*** Data entries ***

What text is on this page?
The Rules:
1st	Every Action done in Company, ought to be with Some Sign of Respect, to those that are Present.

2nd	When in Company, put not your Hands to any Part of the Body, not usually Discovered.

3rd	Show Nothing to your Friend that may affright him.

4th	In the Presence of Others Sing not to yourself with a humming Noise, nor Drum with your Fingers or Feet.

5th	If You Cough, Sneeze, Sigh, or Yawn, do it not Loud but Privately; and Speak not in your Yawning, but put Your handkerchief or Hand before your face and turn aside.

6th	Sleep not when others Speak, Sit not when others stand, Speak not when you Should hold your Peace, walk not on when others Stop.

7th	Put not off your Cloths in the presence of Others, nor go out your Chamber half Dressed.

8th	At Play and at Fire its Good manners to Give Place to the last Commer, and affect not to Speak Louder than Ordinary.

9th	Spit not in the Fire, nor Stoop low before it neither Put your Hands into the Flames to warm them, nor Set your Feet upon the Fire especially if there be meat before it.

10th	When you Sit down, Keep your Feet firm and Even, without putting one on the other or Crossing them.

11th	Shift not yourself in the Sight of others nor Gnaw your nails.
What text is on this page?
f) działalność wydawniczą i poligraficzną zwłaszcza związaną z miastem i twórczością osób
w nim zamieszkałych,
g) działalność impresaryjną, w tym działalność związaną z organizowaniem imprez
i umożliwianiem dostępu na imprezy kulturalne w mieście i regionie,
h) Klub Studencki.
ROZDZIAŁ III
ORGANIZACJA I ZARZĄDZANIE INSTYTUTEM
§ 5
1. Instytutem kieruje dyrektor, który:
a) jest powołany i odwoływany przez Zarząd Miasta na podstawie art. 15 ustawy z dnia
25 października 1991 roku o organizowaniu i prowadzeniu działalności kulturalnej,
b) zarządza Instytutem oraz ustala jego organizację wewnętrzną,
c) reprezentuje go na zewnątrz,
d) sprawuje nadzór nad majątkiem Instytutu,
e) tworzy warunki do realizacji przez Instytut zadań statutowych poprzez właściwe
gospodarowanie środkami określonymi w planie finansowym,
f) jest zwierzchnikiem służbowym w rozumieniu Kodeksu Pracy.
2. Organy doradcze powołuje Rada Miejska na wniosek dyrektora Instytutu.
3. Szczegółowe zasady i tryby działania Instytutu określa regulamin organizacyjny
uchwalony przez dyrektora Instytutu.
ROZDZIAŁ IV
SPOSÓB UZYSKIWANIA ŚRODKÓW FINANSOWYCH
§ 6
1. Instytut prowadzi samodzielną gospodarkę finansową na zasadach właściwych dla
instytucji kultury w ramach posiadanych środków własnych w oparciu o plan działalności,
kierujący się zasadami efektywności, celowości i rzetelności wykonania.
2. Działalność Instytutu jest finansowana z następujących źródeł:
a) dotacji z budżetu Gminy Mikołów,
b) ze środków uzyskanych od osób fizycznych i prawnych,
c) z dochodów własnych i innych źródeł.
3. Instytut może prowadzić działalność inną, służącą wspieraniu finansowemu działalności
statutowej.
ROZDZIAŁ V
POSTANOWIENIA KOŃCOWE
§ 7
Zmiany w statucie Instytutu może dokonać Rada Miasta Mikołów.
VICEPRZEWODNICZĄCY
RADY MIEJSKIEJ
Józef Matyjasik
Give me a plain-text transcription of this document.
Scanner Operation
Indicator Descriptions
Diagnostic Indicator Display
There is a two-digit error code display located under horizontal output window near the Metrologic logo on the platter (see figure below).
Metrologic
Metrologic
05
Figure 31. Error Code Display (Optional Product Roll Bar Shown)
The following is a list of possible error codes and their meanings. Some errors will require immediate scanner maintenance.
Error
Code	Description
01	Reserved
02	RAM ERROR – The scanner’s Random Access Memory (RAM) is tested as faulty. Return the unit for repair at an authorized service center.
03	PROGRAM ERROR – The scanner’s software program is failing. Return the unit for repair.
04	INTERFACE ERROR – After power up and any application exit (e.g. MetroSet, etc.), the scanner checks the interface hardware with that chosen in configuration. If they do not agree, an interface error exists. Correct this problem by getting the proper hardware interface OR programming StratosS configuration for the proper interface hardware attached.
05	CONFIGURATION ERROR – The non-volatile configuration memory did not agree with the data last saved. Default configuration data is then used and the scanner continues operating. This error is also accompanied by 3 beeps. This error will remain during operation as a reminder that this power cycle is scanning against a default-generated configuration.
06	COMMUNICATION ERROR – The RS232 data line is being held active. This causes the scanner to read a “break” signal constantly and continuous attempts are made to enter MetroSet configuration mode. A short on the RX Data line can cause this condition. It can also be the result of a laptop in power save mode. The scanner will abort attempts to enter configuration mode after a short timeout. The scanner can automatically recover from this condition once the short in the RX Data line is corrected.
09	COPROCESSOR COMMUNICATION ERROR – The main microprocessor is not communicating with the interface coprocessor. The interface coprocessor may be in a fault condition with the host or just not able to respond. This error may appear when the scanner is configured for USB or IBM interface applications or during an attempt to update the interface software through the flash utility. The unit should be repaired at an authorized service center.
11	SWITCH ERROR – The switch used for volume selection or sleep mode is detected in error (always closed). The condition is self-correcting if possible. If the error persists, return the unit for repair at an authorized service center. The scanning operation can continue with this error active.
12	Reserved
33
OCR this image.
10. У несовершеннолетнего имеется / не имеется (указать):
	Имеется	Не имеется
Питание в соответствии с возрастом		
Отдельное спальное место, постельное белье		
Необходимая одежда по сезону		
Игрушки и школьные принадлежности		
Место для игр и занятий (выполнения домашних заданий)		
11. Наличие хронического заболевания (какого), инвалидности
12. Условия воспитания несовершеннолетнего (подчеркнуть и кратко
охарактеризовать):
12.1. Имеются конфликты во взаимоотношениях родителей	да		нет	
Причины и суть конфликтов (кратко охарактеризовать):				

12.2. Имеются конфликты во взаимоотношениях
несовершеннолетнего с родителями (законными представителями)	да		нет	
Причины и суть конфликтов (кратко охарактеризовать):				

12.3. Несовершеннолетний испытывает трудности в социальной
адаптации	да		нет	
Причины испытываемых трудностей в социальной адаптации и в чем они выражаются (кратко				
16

***

> **What you need to do**:
Give the number of lines that carry the word "before", with nothing added.

> **Full answer**:
2